▶ _WHAT IS ASKED_
Where the string "Локальные" occurs in the material below, report the whole line.

▶ _DATA RECORDS_
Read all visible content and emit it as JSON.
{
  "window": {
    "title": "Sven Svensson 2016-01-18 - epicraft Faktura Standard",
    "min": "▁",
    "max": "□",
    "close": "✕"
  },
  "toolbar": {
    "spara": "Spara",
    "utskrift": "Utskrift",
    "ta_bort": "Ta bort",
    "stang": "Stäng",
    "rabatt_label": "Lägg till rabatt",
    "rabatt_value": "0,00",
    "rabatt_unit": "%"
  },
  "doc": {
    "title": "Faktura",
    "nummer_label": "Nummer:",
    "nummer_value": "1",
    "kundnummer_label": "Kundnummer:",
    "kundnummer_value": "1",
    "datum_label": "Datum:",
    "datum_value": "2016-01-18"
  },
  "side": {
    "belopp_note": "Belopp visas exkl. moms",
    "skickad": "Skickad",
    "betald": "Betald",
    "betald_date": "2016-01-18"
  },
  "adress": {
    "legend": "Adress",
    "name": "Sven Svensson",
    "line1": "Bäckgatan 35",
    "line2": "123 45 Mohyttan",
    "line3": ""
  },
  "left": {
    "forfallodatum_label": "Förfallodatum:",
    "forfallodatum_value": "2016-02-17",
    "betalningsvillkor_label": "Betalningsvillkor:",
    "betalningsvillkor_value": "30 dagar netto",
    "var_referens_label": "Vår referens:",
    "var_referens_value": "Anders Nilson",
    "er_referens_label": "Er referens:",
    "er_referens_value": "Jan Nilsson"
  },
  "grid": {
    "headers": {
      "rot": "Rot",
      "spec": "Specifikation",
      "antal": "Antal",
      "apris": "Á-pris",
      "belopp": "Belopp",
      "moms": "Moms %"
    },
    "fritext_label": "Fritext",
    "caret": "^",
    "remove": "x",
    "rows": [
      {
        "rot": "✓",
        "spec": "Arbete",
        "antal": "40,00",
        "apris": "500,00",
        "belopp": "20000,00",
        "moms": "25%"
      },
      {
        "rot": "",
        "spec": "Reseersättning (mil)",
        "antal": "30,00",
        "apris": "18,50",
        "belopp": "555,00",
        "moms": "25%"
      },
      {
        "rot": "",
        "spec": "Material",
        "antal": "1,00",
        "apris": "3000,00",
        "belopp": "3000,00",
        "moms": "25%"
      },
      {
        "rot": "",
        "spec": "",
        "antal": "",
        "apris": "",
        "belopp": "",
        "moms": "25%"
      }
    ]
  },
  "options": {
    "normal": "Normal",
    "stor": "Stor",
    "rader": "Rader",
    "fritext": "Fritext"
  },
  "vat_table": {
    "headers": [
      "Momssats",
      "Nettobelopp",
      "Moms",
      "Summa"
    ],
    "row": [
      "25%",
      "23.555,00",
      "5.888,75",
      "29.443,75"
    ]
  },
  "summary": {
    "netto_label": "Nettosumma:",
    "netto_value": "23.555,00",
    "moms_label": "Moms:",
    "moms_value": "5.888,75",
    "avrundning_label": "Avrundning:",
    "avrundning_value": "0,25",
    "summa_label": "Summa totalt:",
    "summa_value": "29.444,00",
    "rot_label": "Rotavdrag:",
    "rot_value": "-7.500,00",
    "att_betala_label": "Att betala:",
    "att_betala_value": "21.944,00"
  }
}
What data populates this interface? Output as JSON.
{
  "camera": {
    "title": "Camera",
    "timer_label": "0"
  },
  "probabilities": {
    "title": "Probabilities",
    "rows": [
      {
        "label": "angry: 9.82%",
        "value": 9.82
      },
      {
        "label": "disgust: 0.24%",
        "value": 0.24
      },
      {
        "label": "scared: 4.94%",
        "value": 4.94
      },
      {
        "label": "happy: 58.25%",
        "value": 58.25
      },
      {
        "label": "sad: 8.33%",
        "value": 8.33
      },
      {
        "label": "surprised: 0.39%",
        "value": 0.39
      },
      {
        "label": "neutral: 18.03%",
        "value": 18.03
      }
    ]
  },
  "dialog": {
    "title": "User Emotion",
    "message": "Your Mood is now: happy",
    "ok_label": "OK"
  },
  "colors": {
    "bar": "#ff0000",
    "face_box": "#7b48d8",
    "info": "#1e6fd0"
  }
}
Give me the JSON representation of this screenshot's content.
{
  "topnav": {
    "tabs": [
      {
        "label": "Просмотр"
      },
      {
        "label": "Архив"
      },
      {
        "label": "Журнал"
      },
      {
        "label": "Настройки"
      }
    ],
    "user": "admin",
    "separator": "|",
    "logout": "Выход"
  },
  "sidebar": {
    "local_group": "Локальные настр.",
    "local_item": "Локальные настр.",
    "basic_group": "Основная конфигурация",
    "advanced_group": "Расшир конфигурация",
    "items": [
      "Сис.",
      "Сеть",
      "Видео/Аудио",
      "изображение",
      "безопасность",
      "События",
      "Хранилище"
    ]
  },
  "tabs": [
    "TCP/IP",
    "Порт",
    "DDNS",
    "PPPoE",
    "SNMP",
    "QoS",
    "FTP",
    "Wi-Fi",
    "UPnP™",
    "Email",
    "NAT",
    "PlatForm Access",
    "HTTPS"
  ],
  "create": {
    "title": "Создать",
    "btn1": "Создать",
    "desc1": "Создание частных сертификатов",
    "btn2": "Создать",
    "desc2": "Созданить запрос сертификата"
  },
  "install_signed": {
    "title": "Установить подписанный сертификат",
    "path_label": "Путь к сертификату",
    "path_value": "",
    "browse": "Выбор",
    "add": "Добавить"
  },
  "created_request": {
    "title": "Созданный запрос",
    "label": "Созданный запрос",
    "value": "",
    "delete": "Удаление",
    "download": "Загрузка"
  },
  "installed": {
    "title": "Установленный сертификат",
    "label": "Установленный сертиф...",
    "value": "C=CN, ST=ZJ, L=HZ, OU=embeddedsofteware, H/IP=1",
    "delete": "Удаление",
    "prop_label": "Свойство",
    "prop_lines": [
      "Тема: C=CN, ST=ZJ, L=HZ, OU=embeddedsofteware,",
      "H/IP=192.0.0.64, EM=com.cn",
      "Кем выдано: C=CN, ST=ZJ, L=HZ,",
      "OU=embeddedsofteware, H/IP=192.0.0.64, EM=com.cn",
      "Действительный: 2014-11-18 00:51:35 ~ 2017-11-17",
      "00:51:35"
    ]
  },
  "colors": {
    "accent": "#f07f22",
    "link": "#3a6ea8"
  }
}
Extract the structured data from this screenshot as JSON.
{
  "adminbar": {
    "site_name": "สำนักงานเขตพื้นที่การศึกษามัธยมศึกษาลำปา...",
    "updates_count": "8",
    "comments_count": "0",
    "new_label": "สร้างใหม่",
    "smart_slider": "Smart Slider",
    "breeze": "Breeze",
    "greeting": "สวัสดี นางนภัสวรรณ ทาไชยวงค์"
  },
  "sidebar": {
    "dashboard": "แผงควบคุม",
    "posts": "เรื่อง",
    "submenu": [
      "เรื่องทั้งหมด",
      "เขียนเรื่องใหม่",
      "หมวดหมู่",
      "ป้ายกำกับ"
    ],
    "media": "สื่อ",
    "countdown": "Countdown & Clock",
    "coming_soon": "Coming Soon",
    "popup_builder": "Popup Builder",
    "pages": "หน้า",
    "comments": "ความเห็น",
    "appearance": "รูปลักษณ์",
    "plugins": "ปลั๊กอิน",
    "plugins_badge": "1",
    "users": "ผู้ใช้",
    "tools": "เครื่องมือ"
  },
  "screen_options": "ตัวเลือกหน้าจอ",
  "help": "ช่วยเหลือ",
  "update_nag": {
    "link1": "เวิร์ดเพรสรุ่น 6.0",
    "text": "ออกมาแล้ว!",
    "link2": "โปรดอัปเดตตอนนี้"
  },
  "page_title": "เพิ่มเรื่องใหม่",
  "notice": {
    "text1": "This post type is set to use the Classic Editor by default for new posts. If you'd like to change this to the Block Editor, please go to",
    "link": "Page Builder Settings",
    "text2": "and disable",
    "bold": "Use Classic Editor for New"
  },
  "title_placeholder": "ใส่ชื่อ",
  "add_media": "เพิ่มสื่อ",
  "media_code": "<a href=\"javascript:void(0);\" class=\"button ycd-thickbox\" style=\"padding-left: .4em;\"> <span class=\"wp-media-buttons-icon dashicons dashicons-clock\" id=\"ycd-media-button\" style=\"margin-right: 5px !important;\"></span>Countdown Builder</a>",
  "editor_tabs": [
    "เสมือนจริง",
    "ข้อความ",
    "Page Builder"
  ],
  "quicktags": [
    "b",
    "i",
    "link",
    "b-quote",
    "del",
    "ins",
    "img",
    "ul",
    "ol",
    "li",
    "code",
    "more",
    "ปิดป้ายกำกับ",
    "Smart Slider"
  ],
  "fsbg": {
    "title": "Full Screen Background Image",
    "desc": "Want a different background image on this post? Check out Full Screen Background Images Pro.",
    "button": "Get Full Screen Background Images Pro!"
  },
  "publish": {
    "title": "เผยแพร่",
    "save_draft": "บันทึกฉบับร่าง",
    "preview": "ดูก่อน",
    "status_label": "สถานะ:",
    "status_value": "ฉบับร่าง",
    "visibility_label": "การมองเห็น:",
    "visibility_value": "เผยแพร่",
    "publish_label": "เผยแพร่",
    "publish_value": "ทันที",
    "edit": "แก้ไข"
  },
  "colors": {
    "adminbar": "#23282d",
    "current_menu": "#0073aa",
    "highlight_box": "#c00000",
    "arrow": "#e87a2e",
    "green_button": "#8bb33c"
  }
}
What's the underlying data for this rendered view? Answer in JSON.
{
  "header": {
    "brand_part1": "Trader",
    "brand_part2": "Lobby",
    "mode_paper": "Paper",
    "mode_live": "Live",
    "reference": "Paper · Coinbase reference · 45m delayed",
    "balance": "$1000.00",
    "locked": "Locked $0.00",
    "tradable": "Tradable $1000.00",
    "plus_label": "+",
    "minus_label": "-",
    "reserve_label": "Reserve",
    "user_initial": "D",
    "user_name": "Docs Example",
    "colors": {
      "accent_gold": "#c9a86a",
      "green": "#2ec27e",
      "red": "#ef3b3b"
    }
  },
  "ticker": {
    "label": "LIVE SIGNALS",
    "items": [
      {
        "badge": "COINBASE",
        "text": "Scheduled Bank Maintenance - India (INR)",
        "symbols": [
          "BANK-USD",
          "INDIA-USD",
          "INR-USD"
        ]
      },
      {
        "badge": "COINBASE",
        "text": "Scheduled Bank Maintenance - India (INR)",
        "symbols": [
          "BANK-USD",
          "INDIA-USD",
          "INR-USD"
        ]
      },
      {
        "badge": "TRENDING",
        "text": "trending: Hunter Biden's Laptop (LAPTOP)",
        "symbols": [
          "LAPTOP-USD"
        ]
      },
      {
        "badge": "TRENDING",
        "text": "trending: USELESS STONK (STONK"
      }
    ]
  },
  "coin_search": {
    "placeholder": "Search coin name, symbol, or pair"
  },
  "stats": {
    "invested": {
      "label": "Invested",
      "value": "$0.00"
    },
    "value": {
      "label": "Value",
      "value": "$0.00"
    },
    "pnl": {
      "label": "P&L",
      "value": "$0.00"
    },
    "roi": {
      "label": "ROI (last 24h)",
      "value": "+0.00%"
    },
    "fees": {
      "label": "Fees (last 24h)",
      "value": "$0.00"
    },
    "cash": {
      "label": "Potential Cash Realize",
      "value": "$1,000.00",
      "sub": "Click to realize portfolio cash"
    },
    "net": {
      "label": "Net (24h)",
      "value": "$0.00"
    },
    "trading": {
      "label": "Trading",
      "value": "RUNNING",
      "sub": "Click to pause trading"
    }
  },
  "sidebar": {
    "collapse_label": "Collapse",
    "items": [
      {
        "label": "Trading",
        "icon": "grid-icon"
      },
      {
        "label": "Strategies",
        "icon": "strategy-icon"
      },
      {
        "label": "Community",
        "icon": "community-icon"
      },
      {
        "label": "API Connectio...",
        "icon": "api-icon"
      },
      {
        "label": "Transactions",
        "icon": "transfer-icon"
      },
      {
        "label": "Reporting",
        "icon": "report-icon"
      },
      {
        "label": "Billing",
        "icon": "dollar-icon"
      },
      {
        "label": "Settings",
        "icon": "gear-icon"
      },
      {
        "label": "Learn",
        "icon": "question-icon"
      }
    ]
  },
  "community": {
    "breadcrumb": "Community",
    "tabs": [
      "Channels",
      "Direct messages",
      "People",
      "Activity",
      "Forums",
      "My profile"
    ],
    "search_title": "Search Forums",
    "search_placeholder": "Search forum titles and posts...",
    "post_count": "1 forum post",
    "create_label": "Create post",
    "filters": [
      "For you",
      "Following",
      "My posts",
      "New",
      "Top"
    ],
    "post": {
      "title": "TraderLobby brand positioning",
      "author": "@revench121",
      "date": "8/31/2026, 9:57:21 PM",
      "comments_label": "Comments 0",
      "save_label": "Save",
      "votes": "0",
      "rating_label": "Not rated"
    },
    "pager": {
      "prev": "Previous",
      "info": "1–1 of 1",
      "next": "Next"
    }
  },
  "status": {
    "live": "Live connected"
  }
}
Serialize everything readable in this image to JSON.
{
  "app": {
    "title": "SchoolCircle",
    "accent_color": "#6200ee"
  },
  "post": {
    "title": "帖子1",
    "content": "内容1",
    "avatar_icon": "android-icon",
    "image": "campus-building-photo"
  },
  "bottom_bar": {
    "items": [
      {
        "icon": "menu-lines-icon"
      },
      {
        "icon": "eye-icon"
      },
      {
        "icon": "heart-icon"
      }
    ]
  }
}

▶ _RESULT OF THE TASK_
    "local_group": "Локальные настр.",
    "local_item": "Локальные настр.",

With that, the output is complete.